>> BEGIN Dataset extract

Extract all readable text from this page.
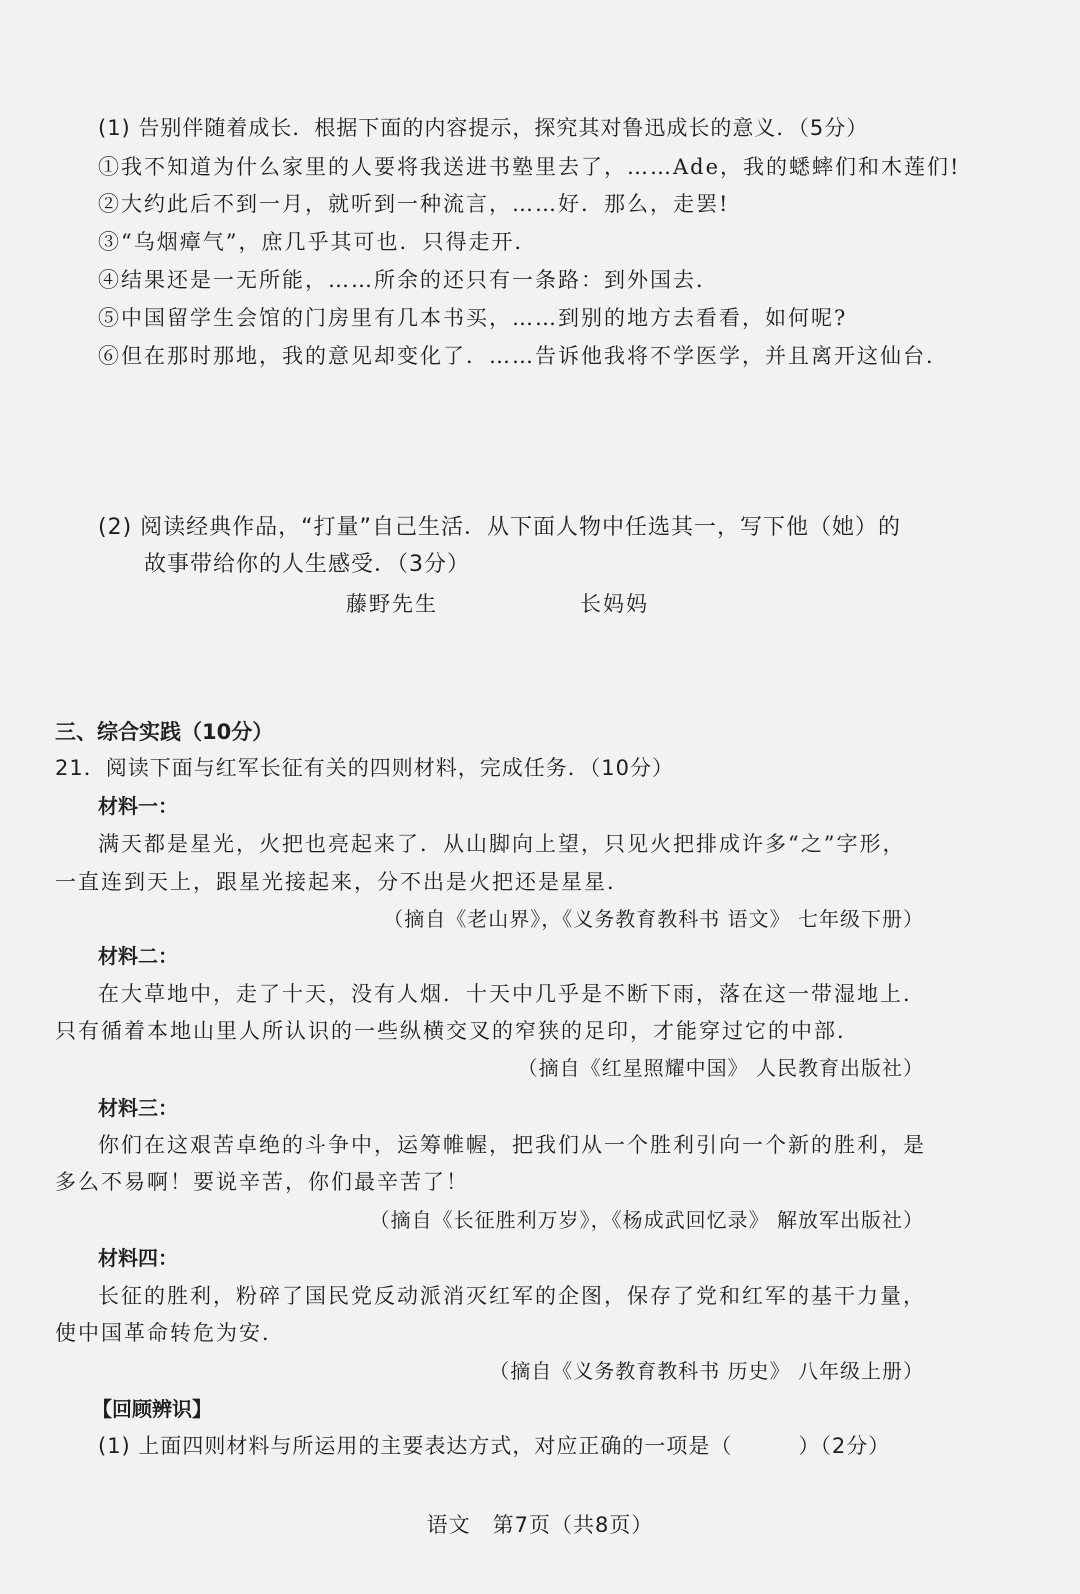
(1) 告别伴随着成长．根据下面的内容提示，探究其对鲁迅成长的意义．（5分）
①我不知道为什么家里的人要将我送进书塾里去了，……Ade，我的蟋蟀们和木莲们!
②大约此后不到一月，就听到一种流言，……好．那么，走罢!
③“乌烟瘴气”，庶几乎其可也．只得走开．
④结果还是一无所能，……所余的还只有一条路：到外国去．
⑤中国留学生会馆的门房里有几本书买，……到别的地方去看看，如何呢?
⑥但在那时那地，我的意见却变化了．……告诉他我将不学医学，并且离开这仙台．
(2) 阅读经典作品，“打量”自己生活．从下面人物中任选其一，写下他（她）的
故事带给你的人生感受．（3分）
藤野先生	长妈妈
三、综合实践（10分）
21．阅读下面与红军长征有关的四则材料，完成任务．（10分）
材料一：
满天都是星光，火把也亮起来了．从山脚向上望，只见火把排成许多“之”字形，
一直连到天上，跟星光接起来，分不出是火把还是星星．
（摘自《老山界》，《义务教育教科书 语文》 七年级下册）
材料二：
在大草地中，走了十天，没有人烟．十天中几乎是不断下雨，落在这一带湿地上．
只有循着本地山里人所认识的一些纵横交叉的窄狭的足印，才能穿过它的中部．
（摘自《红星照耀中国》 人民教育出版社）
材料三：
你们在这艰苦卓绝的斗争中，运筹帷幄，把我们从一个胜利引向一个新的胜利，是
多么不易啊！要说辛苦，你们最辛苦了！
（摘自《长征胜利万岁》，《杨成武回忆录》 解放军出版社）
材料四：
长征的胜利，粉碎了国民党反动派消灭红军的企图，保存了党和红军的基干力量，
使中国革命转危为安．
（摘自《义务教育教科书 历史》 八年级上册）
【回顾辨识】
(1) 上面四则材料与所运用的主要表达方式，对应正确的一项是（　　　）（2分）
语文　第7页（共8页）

>> END Dataset extract

Task requirements - Lines containing the string "义务教育教科书" are to be selected and copied.

Output for this task -
（摘自《老山界》，《义务教育教科书 语文》 七年级下册）
（摘自《义务教育教科书 历史》 八年级上册）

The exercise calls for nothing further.